Short exercise
From the listing below, copy every line with the word "history".

Source data
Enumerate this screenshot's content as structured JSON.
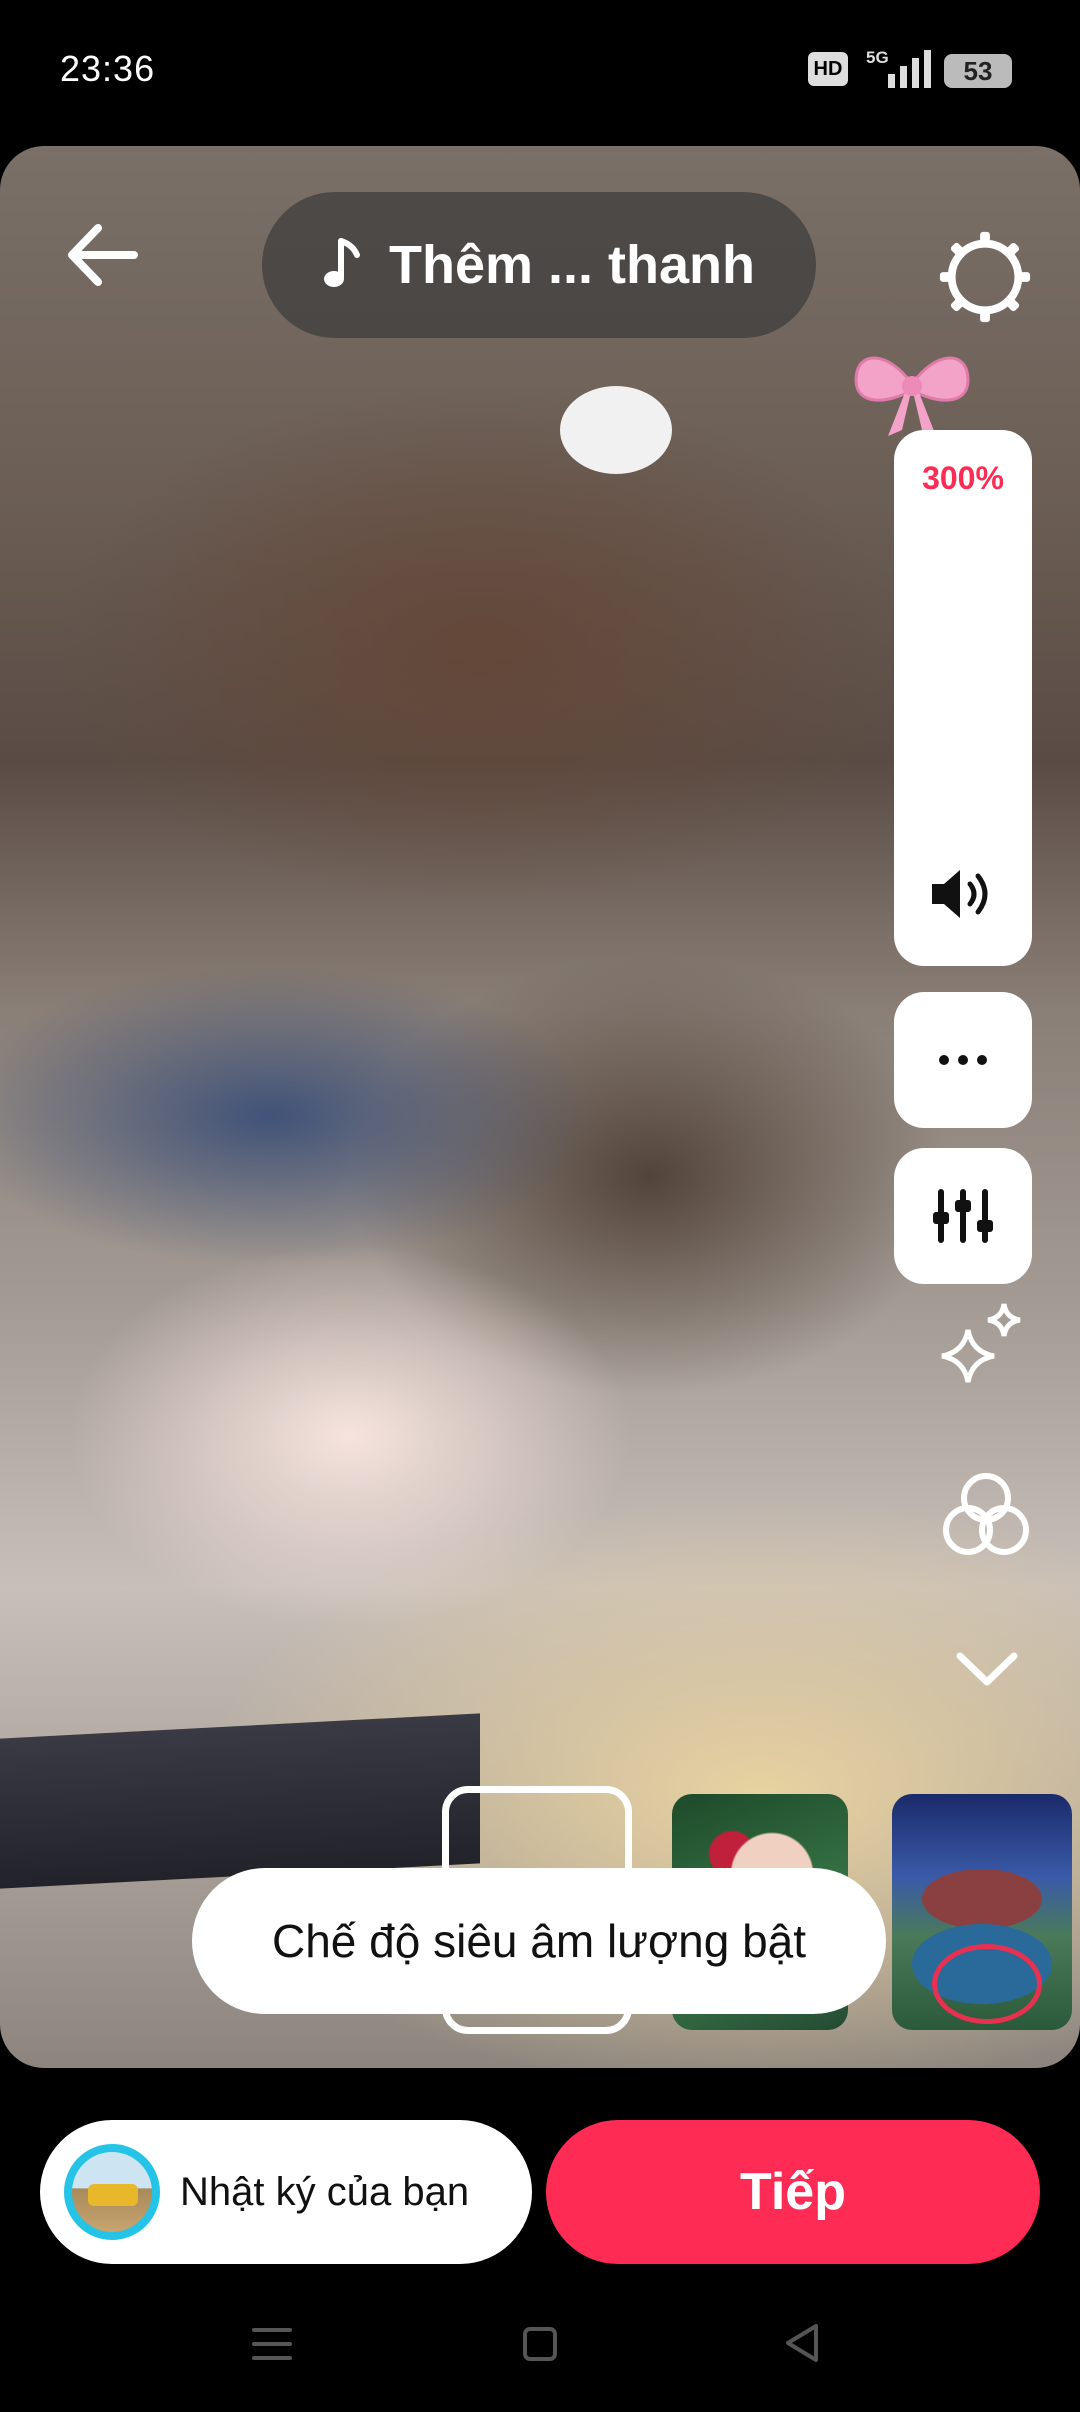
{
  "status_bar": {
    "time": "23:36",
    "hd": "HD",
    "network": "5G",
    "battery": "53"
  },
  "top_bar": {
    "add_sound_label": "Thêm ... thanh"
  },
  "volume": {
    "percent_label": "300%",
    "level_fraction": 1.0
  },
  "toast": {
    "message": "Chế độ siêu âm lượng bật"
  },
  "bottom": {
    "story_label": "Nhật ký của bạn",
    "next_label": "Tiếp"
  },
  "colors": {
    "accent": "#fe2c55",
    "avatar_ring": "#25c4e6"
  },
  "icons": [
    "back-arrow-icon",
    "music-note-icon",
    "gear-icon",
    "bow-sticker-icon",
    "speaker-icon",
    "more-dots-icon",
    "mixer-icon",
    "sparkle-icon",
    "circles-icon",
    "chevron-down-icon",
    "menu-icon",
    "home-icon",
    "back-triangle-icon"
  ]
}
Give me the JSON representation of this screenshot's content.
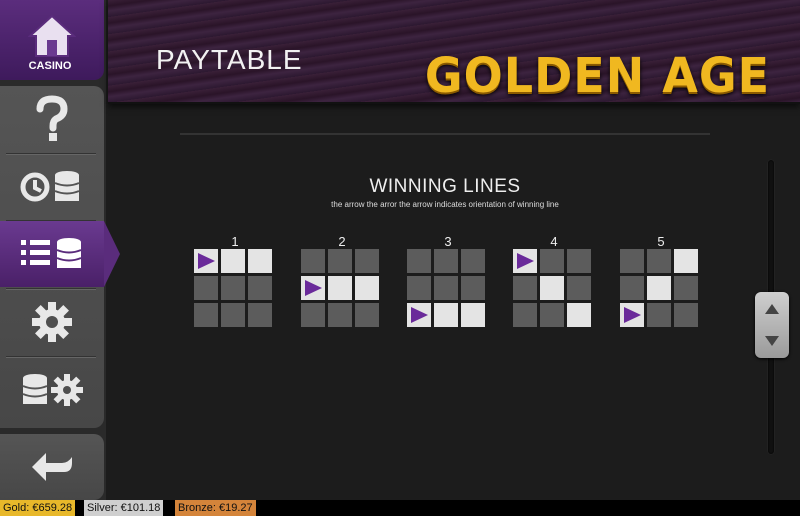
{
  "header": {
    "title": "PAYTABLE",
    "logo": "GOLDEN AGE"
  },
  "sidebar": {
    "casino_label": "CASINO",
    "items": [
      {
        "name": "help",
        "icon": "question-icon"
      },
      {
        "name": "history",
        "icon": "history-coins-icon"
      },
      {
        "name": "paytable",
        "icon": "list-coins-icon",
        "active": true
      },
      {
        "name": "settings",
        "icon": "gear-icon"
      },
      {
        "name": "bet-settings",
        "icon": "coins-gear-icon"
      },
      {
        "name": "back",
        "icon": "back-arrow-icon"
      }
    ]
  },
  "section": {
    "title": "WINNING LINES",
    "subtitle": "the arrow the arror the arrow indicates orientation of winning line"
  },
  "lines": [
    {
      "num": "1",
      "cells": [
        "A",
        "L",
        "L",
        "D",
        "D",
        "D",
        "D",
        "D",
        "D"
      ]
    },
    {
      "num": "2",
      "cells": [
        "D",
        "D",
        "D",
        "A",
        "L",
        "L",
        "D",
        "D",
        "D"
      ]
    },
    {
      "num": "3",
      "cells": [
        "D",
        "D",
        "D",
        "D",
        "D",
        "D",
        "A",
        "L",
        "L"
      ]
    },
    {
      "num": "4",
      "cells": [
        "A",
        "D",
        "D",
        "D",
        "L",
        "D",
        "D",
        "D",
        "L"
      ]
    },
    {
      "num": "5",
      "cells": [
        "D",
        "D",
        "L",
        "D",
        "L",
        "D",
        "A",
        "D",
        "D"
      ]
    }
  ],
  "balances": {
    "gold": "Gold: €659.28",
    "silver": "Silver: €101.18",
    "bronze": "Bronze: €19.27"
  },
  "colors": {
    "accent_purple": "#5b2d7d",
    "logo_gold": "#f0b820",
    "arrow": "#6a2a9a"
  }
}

Result of this exercise
        "name": "history",
        "icon": "history-coins-icon"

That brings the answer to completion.